Which lines contain the word "from"? Return each of them as written.

>> Start RECORDS TO USE

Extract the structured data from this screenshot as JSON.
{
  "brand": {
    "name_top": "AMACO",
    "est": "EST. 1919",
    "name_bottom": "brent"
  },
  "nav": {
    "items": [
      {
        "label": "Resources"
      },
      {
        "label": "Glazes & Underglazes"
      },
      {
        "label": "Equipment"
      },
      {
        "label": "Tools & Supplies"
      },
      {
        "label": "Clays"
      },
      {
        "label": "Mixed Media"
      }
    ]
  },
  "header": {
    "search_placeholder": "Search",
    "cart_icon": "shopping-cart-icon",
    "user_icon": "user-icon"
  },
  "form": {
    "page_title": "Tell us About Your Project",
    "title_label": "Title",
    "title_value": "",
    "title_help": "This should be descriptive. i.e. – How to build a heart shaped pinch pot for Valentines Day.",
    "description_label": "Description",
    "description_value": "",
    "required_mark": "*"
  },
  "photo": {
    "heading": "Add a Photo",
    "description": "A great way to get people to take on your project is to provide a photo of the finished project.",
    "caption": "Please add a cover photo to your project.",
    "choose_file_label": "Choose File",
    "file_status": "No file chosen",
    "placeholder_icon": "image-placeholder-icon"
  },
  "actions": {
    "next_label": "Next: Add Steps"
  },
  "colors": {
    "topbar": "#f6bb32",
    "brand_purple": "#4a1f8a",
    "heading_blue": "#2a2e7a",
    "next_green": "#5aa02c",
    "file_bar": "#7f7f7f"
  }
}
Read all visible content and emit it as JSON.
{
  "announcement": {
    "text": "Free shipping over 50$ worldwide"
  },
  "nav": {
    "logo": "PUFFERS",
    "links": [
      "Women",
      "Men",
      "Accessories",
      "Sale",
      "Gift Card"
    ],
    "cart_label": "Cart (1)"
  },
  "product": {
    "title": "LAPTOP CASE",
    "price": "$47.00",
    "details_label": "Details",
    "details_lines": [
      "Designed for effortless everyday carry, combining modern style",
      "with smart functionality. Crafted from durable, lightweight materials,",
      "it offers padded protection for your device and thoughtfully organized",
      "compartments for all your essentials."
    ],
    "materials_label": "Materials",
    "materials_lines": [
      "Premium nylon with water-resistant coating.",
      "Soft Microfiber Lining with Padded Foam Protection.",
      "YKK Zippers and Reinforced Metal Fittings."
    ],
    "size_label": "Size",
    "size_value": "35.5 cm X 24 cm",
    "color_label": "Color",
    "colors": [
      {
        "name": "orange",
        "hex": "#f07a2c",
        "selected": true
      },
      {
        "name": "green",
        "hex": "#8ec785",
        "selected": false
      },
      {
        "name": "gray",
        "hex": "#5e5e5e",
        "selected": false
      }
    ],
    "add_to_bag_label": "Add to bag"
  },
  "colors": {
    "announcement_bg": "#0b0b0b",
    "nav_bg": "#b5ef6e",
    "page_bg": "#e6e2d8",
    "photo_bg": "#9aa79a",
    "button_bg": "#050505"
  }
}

>> End RECORDS TO USE

*CORRECT RESPONSE:*
Extract the structured data from this screenshot as JSON.
      "with smart functionality. Crafted from durable, lightweight materials,",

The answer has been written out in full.